TASK DETAILS ▸
Below is a block of records. Copy every line in it that contains the word "Bluetoothを使用しないでください".

GIVEN ENTRIES ▸
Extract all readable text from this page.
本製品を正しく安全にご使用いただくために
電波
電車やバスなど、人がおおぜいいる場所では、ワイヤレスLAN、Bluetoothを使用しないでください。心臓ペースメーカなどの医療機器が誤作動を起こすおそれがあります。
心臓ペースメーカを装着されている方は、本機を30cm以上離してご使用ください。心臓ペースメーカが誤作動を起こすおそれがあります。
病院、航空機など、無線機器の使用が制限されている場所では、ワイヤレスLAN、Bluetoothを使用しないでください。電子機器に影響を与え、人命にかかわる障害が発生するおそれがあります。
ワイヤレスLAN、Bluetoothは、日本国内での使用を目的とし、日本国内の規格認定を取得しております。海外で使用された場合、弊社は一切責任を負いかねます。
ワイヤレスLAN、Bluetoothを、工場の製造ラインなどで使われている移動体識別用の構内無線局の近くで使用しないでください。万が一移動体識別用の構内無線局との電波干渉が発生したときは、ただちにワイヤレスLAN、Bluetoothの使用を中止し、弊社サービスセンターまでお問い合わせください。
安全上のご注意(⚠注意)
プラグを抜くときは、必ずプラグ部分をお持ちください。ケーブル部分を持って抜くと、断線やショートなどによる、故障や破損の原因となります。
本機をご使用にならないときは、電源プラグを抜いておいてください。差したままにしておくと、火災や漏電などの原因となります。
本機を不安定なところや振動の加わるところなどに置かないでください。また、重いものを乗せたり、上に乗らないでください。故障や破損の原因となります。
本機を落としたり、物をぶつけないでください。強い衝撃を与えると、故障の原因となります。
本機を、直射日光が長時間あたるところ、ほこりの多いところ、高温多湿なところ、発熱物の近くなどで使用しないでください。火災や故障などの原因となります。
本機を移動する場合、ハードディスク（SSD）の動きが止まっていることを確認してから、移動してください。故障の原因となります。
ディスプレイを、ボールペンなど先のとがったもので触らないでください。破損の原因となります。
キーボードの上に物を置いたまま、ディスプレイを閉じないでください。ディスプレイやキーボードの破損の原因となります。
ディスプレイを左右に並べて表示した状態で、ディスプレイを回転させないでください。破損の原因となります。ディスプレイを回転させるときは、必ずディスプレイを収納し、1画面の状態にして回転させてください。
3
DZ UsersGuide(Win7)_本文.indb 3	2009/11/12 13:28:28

RESPONSE TO THIS EXERCISE ▸
電車やバスなど、人がおおぜいいる場所では、ワイヤレスLAN、Bluetoothを使用しないでください。心臓ペースメーカなどの医療機器が誤作動を起こすおそれがあります。
病院、航空機など、無線機器の使用が制限されている場所では、ワイヤレスLAN、Bluetoothを使用しないでください。電子機器に影響を与え、人命にかかわる障害が発生するおそれがあります。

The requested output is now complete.